-------- MATERIAL PROVIDED
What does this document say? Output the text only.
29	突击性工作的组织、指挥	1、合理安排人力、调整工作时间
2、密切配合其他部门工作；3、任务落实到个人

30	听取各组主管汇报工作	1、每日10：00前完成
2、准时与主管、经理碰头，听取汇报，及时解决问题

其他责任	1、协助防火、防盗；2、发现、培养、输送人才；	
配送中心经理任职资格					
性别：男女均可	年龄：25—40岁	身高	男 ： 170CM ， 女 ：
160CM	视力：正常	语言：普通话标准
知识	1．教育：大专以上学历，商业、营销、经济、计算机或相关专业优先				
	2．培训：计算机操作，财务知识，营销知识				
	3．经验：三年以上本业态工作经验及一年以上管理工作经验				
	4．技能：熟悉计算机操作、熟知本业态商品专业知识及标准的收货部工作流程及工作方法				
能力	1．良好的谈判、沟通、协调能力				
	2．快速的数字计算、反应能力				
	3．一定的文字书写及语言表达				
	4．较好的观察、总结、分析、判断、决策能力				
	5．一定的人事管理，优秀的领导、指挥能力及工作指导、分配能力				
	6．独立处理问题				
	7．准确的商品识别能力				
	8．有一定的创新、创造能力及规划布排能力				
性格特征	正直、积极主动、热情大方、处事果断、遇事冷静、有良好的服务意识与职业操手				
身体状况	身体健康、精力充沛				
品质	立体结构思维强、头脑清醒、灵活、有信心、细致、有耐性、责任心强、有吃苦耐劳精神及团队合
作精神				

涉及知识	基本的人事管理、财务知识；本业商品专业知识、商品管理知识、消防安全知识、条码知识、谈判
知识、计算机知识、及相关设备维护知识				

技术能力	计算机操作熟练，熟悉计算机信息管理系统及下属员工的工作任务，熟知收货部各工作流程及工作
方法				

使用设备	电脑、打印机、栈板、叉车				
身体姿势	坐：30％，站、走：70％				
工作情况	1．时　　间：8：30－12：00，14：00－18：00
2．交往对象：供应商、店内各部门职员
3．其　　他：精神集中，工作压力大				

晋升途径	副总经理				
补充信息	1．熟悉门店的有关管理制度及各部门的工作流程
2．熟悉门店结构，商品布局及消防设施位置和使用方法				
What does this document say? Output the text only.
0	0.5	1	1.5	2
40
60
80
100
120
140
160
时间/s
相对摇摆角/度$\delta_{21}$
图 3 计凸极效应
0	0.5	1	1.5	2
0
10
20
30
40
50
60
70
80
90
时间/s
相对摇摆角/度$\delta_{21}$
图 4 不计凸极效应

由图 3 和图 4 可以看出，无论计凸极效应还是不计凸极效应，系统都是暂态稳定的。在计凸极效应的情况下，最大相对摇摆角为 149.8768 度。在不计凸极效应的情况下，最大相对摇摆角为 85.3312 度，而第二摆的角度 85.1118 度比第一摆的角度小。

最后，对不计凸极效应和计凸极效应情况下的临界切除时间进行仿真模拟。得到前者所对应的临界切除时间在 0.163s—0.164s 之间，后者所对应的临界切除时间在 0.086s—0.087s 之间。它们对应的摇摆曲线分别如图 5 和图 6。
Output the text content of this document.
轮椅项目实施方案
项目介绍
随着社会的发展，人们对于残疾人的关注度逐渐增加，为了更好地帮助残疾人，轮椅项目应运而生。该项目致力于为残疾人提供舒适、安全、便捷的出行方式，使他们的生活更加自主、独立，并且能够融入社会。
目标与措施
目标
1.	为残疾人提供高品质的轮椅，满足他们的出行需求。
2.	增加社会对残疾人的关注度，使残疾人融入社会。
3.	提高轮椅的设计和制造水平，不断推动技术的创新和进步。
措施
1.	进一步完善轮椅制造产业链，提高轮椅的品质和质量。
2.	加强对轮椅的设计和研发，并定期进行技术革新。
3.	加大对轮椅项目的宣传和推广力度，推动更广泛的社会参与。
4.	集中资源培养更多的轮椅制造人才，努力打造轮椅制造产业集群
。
----------------
(REQUIRED TASK): Everything in the listing above should be restated exactly.

(CORRECT ANSWER):
What does this document say? Output the text only.
29	突击性工作的组织、指挥	1、合理安排人力、调整工作时间
2、密切配合其他部门工作；3、任务落实到个人

30	听取各组主管汇报工作	1、每日10：00前完成
2、准时与主管、经理碰头，听取汇报，及时解决问题

其他责任	1、协助防火、防盗；2、发现、培养、输送人才；	
配送中心经理任职资格					
性别：男女均可	年龄：25—40岁	身高	男 ： 170CM ， 女 ：
160CM	视力：正常	语言：普通话标准
知识	1．教育：大专以上学历，商业、营销、经济、计算机或相关专业优先				
	2．培训：计算机操作，财务知识，营销知识				
	3．经验：三年以上本业态工作经验及一年以上管理工作经验				
	4．技能：熟悉计算机操作、熟知本业态商品专业知识及标准的收货部工作流程及工作方法				
能力	1．良好的谈判、沟通、协调能力				
	2．快速的数字计算、反应能力				
	3．一定的文字书写及语言表达				
	4．较好的观察、总结、分析、判断、决策能力				
	5．一定的人事管理，优秀的领导、指挥能力及工作指导、分配能力				
	6．独立处理问题				
	7．准确的商品识别能力				
	8．有一定的创新、创造能力及规划布排能力				
性格特征	正直、积极主动、热情大方、处事果断、遇事冷静、有良好的服务意识与职业操手				
身体状况	身体健康、精力充沛				
品质	立体结构思维强、头脑清醒、灵活、有信心、细致、有耐性、责任心强、有吃苦耐劳精神及团队合
作精神				

涉及知识	基本的人事管理、财务知识；本业商品专业知识、商品管理知识、消防安全知识、条码知识、谈判
知识、计算机知识、及相关设备维护知识				

技术能力	计算机操作熟练，熟悉计算机信息管理系统及下属员工的工作任务，熟知收货部各工作流程及工作
方法				

使用设备	电脑、打印机、栈板、叉车				
身体姿势	坐：30％，站、走：70％				
工作情况	1．时　　间：8：30－12：00，14：00－18：00
2．交往对象：供应商、店内各部门职员
3．其　　他：精神集中，工作压力大				

晋升途径	副总经理				
补充信息	1．熟悉门店的有关管理制度及各部门的工作流程
2．熟悉门店结构，商品布局及消防设施位置和使用方法				
What does this document say? Output the text only.
0	0.5	1	1.5	2
40
60
80
100
120
140
160
时间/s
相对摇摆角/度$\delta_{21}$
图 3 计凸极效应
0	0.5	1	1.5	2
0
10
20
30
40
50
60
70
80
90
时间/s
相对摇摆角/度$\delta_{21}$
图 4 不计凸极效应

由图 3 和图 4 可以看出，无论计凸极效应还是不计凸极效应，系统都是暂态稳定的。在计凸极效应的情况下，最大相对摇摆角为 149.8768 度。在不计凸极效应的情况下，最大相对摇摆角为 85.3312 度，而第二摆的角度 85.1118 度比第一摆的角度小。

最后，对不计凸极效应和计凸极效应情况下的临界切除时间进行仿真模拟。得到前者所对应的临界切除时间在 0.163s—0.164s 之间，后者所对应的临界切除时间在 0.086s—0.087s 之间。它们对应的摇摆曲线分别如图 5 和图 6。
Output the text content of this document.
轮椅项目实施方案
项目介绍
随着社会的发展，人们对于残疾人的关注度逐渐增加，为了更好地帮助残疾人，轮椅项目应运而生。该项目致力于为残疾人提供舒适、安全、便捷的出行方式，使他们的生活更加自主、独立，并且能够融入社会。
目标与措施
目标
1.	为残疾人提供高品质的轮椅，满足他们的出行需求。
2.	增加社会对残疾人的关注度，使残疾人融入社会。
3.	提高轮椅的设计和制造水平，不断推动技术的创新和进步。
措施
1.	进一步完善轮椅制造产业链，提高轮椅的品质和质量。
2.	加强对轮椅的设计和研发，并定期进行技术革新。
3.	加大对轮椅项目的宣传和推广力度，推动更广泛的社会参与。
4.	集中资源培养更多的轮椅制造人才，努力打造轮椅制造产业集群
。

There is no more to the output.